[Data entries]
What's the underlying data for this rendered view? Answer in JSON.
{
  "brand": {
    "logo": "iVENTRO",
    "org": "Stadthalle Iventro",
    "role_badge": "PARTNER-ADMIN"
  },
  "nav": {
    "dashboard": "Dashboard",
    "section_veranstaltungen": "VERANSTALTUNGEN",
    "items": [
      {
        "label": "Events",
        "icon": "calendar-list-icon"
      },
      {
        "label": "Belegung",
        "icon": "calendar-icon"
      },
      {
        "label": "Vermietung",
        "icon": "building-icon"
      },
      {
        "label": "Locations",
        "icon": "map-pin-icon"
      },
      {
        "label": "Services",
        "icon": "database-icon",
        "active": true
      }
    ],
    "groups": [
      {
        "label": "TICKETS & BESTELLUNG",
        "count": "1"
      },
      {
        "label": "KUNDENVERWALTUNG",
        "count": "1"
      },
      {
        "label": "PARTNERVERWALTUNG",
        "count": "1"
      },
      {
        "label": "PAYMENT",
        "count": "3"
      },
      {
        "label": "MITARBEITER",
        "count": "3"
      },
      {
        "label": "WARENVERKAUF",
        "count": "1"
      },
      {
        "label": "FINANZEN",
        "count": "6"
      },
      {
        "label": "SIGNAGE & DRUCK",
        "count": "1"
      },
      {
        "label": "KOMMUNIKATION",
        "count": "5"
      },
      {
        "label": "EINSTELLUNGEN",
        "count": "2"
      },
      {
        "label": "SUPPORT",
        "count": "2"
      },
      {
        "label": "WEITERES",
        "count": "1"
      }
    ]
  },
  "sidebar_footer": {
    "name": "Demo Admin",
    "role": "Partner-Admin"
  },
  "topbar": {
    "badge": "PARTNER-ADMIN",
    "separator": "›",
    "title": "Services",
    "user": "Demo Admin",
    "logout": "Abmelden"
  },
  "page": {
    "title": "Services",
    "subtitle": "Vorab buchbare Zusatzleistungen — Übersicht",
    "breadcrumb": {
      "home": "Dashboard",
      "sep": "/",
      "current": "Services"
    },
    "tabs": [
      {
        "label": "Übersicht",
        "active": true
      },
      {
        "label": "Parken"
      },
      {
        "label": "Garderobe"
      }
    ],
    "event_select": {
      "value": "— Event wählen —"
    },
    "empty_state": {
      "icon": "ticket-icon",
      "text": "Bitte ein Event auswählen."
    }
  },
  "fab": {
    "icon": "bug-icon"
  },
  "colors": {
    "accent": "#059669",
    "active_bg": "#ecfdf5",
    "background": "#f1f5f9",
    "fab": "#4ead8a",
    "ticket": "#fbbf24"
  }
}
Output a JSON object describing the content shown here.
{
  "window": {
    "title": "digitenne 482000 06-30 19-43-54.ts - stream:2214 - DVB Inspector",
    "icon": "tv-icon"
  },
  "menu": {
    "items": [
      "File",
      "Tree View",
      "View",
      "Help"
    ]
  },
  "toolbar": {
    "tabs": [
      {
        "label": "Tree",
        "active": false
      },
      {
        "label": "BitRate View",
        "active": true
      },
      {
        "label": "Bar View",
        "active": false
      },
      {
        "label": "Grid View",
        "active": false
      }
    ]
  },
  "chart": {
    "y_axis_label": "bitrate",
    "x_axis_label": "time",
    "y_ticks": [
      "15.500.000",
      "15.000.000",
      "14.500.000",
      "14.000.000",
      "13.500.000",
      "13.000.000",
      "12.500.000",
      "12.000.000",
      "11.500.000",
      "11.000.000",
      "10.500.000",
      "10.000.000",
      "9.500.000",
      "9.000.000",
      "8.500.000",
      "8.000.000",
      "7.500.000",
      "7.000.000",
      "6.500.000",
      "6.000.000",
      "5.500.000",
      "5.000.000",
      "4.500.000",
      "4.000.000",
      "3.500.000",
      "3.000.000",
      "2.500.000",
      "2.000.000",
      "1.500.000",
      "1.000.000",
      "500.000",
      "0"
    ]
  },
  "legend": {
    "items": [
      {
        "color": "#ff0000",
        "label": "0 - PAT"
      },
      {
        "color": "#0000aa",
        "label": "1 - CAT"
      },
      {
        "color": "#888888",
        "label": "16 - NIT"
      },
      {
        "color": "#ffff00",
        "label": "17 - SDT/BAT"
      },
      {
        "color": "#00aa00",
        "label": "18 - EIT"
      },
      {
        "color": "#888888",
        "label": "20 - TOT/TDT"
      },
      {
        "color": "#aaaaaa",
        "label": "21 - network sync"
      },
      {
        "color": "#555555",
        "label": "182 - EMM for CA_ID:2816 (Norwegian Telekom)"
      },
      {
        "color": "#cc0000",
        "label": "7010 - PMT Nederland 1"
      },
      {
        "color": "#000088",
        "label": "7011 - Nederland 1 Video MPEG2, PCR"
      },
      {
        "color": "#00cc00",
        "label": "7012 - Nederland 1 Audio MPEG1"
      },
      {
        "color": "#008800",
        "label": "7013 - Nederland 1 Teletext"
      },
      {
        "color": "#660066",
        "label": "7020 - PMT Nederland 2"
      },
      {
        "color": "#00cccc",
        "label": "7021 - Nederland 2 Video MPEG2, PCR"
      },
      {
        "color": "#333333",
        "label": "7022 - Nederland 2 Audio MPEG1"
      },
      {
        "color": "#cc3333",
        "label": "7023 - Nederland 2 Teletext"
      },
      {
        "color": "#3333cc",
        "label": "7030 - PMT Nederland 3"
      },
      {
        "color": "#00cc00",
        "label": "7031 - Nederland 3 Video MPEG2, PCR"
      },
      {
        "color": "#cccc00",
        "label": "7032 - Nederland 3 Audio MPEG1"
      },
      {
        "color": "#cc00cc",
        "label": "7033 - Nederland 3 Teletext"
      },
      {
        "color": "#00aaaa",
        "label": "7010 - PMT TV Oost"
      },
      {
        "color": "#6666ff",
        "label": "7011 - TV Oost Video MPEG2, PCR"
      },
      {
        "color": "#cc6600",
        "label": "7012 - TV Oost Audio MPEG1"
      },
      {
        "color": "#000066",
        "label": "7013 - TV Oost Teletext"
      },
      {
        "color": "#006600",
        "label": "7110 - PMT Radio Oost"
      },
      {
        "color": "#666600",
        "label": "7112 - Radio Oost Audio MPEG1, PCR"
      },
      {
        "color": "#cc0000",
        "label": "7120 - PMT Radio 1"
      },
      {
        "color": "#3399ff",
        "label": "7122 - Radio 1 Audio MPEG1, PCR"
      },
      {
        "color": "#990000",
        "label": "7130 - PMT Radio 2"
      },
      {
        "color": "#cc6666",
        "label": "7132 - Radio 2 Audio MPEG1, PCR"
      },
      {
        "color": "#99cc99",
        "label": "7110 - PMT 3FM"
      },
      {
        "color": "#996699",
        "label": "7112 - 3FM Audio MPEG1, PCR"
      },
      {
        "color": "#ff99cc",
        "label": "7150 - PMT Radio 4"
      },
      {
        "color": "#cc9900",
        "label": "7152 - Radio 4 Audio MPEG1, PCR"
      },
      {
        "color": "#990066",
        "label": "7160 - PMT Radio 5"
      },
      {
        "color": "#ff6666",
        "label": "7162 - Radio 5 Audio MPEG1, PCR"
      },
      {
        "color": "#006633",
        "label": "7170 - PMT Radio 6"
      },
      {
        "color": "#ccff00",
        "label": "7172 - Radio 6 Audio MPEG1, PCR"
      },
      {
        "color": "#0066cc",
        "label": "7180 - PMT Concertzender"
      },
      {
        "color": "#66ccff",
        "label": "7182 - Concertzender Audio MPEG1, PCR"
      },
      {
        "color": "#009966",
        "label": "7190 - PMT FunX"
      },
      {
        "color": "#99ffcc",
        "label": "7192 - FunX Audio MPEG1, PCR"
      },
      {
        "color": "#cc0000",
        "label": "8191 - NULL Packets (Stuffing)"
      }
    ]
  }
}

▸ **WORK TO COMPLETE**:
In the records above, locate each line with the word "Oost". Copy all such lines.

▸ **TASK RESULT**:
        "label": "7010 - PMT TV Oost"
        "label": "7011 - TV Oost Video MPEG2, PCR"
        "label": "7012 - TV Oost Audio MPEG1"
        "label": "7013 - TV Oost Teletext"
        "label": "7110 - PMT Radio Oost"
        "label": "7112 - Radio Oost Audio MPEG1, PCR"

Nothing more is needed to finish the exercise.